# [EJERCICIO]
Responda estas preguntas según el texto sobre la felicidad:
1. ¿En qué fecha afirmó la Declaración de Independencia de los Estados Unidos el derecho a "la búsqueda de la felicidad"?
2. ¿Cuántos años consecutivos lleva Finlandia ocupando el puesto cimero?
3. ¿Quién enseña que "la semilla de eternidad" que el hombre lleva en sí se levanta contra la muerte?

Ya el 4 de julio del 1776 la Declaración de Independencia de los Estados Unidos afirmó que entre los derechos inalienables del ser humano se encontraba “la búsqueda de la felicidad” (“the pursuit of Happiness”).

El tema ha llevado a la elaboración del índice anual de la felicidad. Desde hace años Costa Rica figura como el país más feliz de Hispanoamérica, aunque ha perdido terreno en los últimos tiempos. A nivel mundial, Estados Unidos ocupa el puesto quince en felicidad, mientras que Finlandia lleva cinco años consecutivos ocupando el puesto cimero. Ese boscoso país báltico cuenta con un sistema de bienestar social que garantiza ingresos adecuados, educación, servicios de salud, y calidad de la vivienda; también hay otros atractivos como baja criminalidad y menor corrupción gubernamental.

Sin embargo hay datos finlandeses que no se mencionan, como la muerte de muchos jóvenes por el consumo de drogas, así como una tasa de suicidios superior a la media mundial.

Suicidio y felicidad no parecen compatibles. Se ve que no basta un alto standard de vida. Se necesita encontrarle sentido a la existencia humana, algo que incluye enfrentarse a ese aguafiestas o espantapájaros, que es la muerte.

Si todo acaba con la muerte, ¿para qué tantos esfuerzos por construir un mundo mejor? Para muchos la parca impía nos arroja al abismo de la nada, y eso crea depresión suicida.

Pero para otros muchos, los de fe cristiana, la muerte abre la puerta a algo infinitamente mejor que esta vida temporal.

El Concilio Vaticano II enseña: “El hombre juzga con instinto certero cuando se resiste a aceptar la perspectiva de la ruina total y del adiós definitivo. La semilla de eternidad que en sí lleva, por ser irreductible a la sola materia, se levanta contra la muerte” (GS N. 18).

Efectivamente el ser humano se compone de algo más que material biológico; goza de un alma inmortal, que lo capacita para un destino feliz más allá de las fronteras de la miseria terrestre.

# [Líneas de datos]
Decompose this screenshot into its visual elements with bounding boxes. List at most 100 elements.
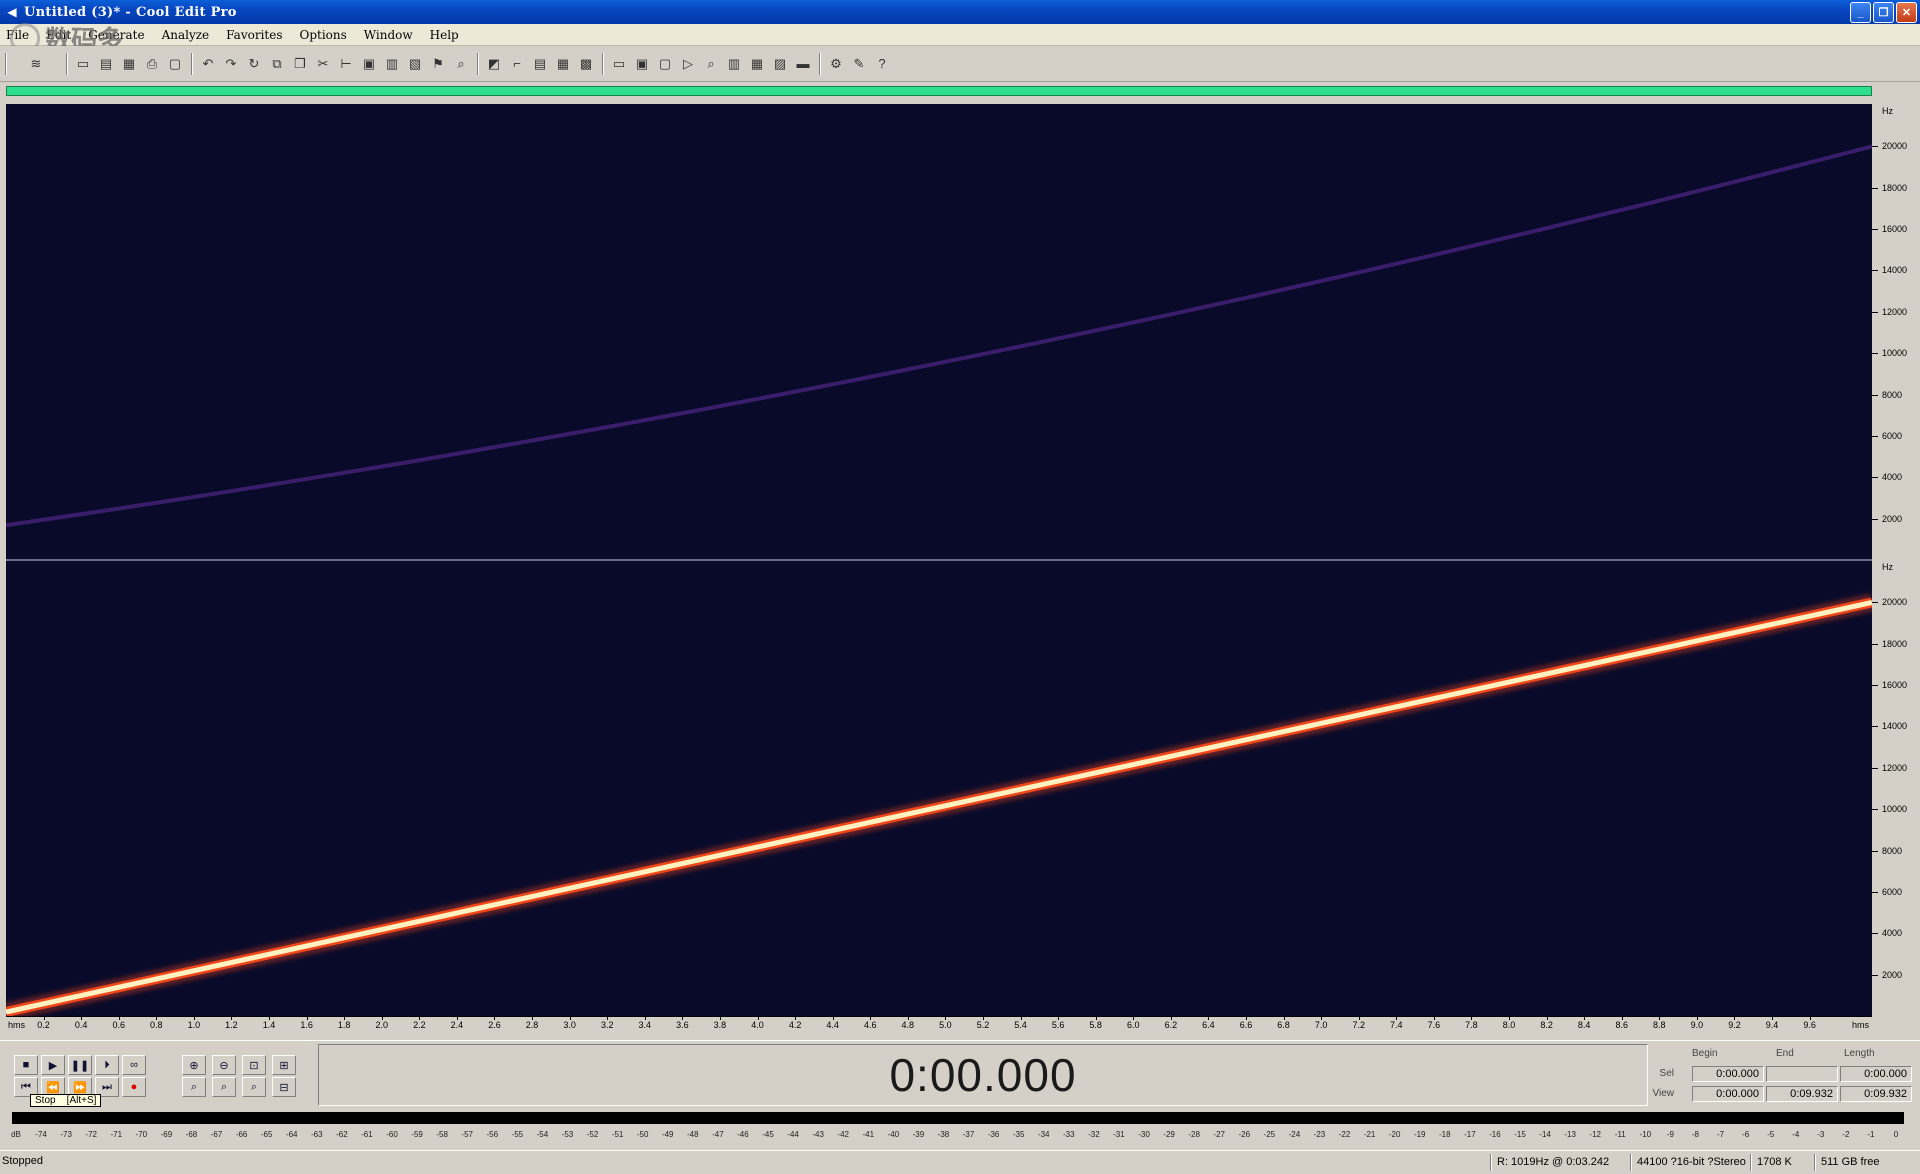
menu-favorites[interactable]: Favorites xyxy=(224,27,284,43)
db-label: -47 xyxy=(712,1130,724,1139)
view-end-field[interactable]: 0:09.932 xyxy=(1766,1086,1838,1102)
sel-length-field[interactable]: 0:00.000 xyxy=(1840,1066,1912,1082)
menu-help[interactable]: Help xyxy=(428,27,461,43)
zoom-right-icon[interactable]: ⌕ xyxy=(212,1077,236,1097)
stats-icon[interactable]: ▢ xyxy=(654,53,676,75)
tools-icon[interactable]: ⚙ xyxy=(825,53,847,75)
toolbar: ≋ ▭ ▤ ▦ ⎙ ▢ ↶ ↷ ↻ ⧉ ❐ ✂ ⊢ ▣ ▥ ▧ ⚑ ⌕ ◩ ⌐ ▤ ▦ ▩ ▭ ▣ ▢ ▷ ⌕ ▥ ▦ ▨ ▬ ⚙ ✎? xyxy=(0,46,1920,82)
time-tick-label: 9.0 xyxy=(1690,1020,1704,1030)
db-label: -72 xyxy=(85,1130,97,1139)
scripts-icon[interactable]: ▷ xyxy=(677,53,699,75)
zoom-out-horizontal-icon[interactable]: ⊖ xyxy=(212,1055,236,1075)
maximize-button[interactable]: ❐ xyxy=(1873,2,1894,23)
find-icon[interactable]: ⌕ xyxy=(450,53,472,75)
hz-tick-label: 18000 xyxy=(1882,638,1908,649)
db-label: -62 xyxy=(336,1130,348,1139)
db-label: -52 xyxy=(586,1130,599,1139)
menu-window[interactable]: Window xyxy=(362,27,415,43)
stop-icon[interactable]: ■ xyxy=(14,1055,38,1075)
close-button[interactable]: ✕ xyxy=(1896,2,1917,23)
paste-new-icon[interactable]: ▥ xyxy=(381,53,403,75)
view-length-field[interactable]: 0:09.932 xyxy=(1840,1086,1912,1102)
loop-icon[interactable]: ∞ xyxy=(122,1055,146,1075)
db-label: -32 xyxy=(1088,1130,1100,1139)
zoom-in-vertical-icon[interactable]: ⊞ xyxy=(272,1055,296,1075)
time-ruler[interactable]: hms hms 0.2 0.4 0.6 0.8 1.0 1.2 1.4 1.6 1.8 2.0 2.2 2… xyxy=(6,1016,1872,1034)
hz-tick xyxy=(1872,394,1878,396)
time-tick-label: 5.2 xyxy=(976,1020,990,1030)
db-label: -28 xyxy=(1188,1130,1200,1139)
db-label: -73 xyxy=(60,1130,72,1139)
trim-icon[interactable]: ⊢ xyxy=(335,53,357,75)
db-label: -46 xyxy=(737,1130,749,1139)
overview-bar[interactable] xyxy=(6,86,1872,96)
db-label: -33 xyxy=(1063,1130,1075,1139)
current-time: 0:00.000 xyxy=(889,1049,1077,1101)
pause-icon[interactable]: ❚❚ xyxy=(68,1055,92,1075)
mix-paste-icon[interactable]: ▧ xyxy=(404,53,426,75)
phase-view-icon[interactable]: ▩ xyxy=(575,53,597,75)
wave-view-icon[interactable]: ≋ xyxy=(11,53,61,75)
new-icon[interactable]: ▭ xyxy=(72,53,94,75)
copy-icon[interactable]: ❐ xyxy=(289,53,311,75)
info-icon[interactable]: ▨ xyxy=(769,53,791,75)
repeat-icon[interactable]: ↻ xyxy=(243,53,265,75)
title-bar[interactable]: ◀ Untitled (3)* - Cool Edit Pro _ ❐ ✕ xyxy=(0,0,1920,24)
zoom-out-vertical-icon[interactable]: ⊟ xyxy=(272,1077,296,1097)
zoom-full-icon[interactable]: ⊡ xyxy=(242,1055,266,1075)
settings-icon[interactable]: ▭ xyxy=(608,53,630,75)
record-icon[interactable]: ● xyxy=(122,1077,146,1097)
menu-file[interactable]: File xyxy=(4,27,31,43)
undo-icon[interactable]: ↶ xyxy=(197,53,219,75)
window-title: Untitled (3)* - Cool Edit Pro xyxy=(24,4,237,20)
metronome-icon[interactable]: ▦ xyxy=(746,53,768,75)
menu-options[interactable]: Options xyxy=(297,27,348,43)
zoom-left-icon[interactable]: ⌕ xyxy=(182,1077,206,1097)
save-icon[interactable]: ▦ xyxy=(118,53,140,75)
spectral-pitch-icon[interactable]: ▤ xyxy=(529,53,551,75)
plugins-icon[interactable]: ✎ xyxy=(848,53,870,75)
play-to-end-icon[interactable]: ⏵ xyxy=(95,1055,119,1075)
zoom-in-horizontal-icon[interactable]: ⊕ xyxy=(182,1055,206,1075)
sel-begin-field[interactable]: 0:00.000 xyxy=(1692,1066,1764,1082)
play-icon[interactable]: ▶ xyxy=(41,1055,65,1075)
properties-icon[interactable]: ▢ xyxy=(164,53,186,75)
spectral-view-icon[interactable]: ⌐ xyxy=(506,53,528,75)
zoom-icon[interactable]: ⌕ xyxy=(700,53,722,75)
spectral-view[interactable] xyxy=(6,104,1872,1016)
redo-icon[interactable]: ↷ xyxy=(220,53,242,75)
app-icon[interactable]: ◀ xyxy=(4,4,20,20)
cut-icon[interactable]: ✂ xyxy=(312,53,334,75)
menu-generate[interactable]: Generate xyxy=(86,27,146,43)
time-tick-label: 3.0 xyxy=(563,1020,576,1030)
hz-tick xyxy=(1872,891,1878,893)
time-display: 0:00.000 xyxy=(318,1044,1648,1106)
db-label: -67 xyxy=(210,1130,223,1139)
waveform-view-icon[interactable]: ◩ xyxy=(483,53,505,75)
status-bar: Stopped R: 1019Hz @ 0:03.242 44100 ?16-b… xyxy=(0,1150,1920,1174)
sel-end-field[interactable] xyxy=(1766,1066,1838,1082)
time-tick-label: 7.2 xyxy=(1352,1020,1365,1030)
time-tick-label: 9.6 xyxy=(1803,1020,1816,1030)
menu-edit[interactable]: Edit xyxy=(44,27,73,43)
time-unit-label-end: hms xyxy=(1852,1020,1870,1030)
meter-icon[interactable]: ▬ xyxy=(792,53,814,75)
copy-new-icon[interactable]: ⧉ xyxy=(266,53,288,75)
db-label: -11 xyxy=(1614,1130,1626,1139)
zoom-selection-icon[interactable]: ⌕ xyxy=(242,1077,266,1097)
print-icon[interactable]: ⎙ xyxy=(141,53,163,75)
insert-cue-icon[interactable]: ⚑ xyxy=(427,53,449,75)
frequency-analysis-icon[interactable]: ▣ xyxy=(631,53,653,75)
open-icon[interactable]: ▤ xyxy=(95,53,117,75)
cd-icon[interactable]: ▥ xyxy=(723,53,745,75)
paste-icon[interactable]: ▣ xyxy=(358,53,380,75)
menu-analyze[interactable]: Analyze xyxy=(160,27,212,43)
length-header: Length xyxy=(1844,1048,1875,1059)
minimize-button[interactable]: _ xyxy=(1850,2,1871,23)
help-icon[interactable]: ? xyxy=(871,53,893,75)
time-tick-label: 1.0 xyxy=(187,1020,201,1030)
db-label: -51 xyxy=(611,1130,624,1139)
status-cursor: R: 1019Hz @ 0:03.242 xyxy=(1490,1154,1630,1171)
view-begin-field[interactable]: 0:00.000 xyxy=(1692,1086,1764,1102)
pan-view-icon[interactable]: ▦ xyxy=(552,53,574,75)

# [RESPUESTA]
1. El 4 de julio de 1776.
2. Cinco años.
3. El Concilio Vaticano II.